[Instructions to follow] How many lines in the records below contain the word "DALE"? Answer with the number alone.

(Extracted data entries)
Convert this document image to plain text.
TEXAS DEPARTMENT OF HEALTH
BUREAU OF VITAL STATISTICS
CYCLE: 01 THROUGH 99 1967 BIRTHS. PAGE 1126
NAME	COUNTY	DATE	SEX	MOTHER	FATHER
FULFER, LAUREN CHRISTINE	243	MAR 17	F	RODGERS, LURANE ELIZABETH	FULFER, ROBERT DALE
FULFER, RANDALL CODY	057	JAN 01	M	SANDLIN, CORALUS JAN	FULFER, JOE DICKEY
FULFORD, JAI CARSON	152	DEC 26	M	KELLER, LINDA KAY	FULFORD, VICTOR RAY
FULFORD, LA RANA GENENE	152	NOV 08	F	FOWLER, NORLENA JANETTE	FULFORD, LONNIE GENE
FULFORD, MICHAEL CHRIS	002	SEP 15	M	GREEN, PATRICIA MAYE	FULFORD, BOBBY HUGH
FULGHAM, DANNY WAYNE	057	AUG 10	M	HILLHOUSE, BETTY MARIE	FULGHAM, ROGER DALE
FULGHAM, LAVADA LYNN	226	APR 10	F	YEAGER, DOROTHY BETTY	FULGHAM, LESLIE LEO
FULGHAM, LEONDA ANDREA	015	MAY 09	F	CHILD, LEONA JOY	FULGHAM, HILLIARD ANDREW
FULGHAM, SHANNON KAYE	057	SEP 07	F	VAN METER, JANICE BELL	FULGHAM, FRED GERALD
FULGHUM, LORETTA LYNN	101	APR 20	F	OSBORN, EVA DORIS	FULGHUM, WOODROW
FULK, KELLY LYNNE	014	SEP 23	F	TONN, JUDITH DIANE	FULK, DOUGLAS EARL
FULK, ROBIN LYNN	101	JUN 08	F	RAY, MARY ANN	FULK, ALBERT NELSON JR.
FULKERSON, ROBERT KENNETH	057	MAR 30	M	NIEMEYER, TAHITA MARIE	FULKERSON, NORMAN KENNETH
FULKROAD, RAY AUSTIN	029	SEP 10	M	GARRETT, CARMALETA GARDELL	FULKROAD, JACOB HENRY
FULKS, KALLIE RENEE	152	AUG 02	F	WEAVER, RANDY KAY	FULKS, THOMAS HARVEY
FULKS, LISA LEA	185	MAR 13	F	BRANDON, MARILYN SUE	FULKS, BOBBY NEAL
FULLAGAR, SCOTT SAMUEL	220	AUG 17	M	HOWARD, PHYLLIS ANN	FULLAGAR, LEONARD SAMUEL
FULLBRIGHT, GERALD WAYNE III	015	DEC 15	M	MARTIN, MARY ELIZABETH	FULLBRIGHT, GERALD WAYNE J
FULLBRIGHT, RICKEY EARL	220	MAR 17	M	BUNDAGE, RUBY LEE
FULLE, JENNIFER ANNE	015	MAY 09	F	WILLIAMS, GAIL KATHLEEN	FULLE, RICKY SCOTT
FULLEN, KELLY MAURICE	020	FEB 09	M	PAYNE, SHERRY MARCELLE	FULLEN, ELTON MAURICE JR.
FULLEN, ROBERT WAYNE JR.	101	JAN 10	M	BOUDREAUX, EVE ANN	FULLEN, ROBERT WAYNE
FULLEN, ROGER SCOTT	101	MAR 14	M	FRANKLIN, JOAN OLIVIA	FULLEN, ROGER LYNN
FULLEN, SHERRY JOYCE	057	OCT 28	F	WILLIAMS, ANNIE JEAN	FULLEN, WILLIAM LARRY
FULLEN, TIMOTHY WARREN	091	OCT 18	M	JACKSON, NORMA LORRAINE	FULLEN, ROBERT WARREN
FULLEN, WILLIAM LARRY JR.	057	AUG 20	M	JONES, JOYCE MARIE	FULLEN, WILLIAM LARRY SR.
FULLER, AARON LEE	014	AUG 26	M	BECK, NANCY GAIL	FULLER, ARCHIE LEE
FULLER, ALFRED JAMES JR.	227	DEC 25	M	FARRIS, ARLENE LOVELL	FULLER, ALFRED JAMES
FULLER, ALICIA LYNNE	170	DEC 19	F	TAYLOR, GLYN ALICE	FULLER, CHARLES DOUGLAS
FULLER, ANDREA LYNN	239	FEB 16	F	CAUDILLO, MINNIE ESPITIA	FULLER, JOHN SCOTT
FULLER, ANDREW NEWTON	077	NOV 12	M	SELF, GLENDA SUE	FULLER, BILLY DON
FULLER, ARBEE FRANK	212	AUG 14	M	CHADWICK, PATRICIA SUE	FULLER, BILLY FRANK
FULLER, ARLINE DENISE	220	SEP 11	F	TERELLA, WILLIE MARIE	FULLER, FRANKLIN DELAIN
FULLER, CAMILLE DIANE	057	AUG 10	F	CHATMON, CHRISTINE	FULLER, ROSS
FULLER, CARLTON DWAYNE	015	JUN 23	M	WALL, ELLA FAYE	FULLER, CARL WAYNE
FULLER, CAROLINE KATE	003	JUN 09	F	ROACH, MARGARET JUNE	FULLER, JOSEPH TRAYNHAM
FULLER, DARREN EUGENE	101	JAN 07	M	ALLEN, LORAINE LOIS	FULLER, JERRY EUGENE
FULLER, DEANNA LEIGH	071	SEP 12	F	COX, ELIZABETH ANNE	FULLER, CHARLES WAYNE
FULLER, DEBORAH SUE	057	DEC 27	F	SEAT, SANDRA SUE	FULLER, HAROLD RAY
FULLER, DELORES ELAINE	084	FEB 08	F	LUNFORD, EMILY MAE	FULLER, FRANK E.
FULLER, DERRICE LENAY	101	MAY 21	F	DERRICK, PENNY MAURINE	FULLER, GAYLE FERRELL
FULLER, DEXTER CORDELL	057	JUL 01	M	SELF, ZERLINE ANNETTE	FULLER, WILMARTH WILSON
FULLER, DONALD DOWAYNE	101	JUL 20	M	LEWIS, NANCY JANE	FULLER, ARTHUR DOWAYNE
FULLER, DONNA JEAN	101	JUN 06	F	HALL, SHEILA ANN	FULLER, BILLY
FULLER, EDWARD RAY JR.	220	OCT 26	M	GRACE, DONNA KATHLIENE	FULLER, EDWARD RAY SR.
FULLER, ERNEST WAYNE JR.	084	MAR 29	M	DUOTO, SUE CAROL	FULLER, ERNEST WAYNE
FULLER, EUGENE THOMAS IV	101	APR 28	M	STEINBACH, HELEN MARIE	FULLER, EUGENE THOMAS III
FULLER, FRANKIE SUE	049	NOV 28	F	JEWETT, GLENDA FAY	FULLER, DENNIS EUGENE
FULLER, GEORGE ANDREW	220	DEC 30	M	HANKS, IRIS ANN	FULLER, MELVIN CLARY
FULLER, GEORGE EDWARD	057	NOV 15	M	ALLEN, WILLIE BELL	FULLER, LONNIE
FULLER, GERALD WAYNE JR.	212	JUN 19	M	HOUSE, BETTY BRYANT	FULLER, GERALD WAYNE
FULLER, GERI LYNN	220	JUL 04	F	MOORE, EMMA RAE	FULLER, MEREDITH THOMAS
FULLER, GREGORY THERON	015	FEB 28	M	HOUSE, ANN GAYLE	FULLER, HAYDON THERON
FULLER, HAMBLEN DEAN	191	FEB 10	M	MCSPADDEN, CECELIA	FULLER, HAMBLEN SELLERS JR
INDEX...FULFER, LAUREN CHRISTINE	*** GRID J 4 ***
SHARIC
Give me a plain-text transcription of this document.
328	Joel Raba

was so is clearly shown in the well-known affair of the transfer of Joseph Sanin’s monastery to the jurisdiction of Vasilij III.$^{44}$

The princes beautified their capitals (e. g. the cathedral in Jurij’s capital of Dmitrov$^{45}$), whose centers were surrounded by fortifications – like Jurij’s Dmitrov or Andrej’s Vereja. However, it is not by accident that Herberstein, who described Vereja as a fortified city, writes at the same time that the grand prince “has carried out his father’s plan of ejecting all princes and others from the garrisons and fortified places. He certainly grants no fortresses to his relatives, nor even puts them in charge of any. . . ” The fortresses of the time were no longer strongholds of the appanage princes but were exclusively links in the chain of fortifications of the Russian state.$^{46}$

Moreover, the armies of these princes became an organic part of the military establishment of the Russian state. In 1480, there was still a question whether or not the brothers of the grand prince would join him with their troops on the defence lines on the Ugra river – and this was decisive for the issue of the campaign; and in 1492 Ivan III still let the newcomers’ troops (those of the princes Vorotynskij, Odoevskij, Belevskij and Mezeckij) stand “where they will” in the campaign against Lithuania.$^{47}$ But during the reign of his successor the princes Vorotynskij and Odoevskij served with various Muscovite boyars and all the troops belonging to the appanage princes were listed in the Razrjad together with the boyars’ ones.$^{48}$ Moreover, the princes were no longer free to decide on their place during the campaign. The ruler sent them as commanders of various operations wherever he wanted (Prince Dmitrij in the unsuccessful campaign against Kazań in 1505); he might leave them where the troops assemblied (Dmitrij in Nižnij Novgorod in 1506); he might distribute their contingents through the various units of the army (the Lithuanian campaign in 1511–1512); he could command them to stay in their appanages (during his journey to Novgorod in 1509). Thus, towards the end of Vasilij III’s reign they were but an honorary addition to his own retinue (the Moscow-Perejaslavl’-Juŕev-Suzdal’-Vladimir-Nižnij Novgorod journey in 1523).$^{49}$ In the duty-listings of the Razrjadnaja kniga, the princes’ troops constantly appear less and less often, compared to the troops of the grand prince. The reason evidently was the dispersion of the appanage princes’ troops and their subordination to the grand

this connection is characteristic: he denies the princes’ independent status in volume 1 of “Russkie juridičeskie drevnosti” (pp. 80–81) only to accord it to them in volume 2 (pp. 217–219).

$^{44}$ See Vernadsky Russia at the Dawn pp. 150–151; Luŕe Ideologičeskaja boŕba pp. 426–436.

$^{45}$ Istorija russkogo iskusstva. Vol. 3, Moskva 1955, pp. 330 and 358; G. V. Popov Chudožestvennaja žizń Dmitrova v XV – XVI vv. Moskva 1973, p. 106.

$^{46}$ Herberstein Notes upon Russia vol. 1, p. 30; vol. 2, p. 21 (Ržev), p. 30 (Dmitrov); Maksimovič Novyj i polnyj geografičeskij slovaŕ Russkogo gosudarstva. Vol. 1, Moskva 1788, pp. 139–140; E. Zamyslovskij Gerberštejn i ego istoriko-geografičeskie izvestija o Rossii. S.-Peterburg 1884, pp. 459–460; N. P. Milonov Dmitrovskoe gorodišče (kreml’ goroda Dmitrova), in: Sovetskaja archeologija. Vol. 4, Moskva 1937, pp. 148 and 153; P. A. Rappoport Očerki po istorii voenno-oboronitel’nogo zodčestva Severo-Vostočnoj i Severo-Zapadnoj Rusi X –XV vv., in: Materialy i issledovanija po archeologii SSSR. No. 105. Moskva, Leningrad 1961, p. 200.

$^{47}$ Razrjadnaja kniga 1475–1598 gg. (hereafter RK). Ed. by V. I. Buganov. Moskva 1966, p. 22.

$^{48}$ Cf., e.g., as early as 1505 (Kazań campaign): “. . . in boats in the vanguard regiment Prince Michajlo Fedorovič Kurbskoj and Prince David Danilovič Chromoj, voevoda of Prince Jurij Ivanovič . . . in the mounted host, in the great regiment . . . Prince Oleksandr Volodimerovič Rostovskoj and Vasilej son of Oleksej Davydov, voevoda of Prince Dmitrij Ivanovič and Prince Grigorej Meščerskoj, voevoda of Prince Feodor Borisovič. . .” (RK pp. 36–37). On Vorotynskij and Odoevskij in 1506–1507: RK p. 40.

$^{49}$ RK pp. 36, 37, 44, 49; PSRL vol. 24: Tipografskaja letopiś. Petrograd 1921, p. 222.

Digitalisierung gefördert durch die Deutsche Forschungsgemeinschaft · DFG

[Solution] 2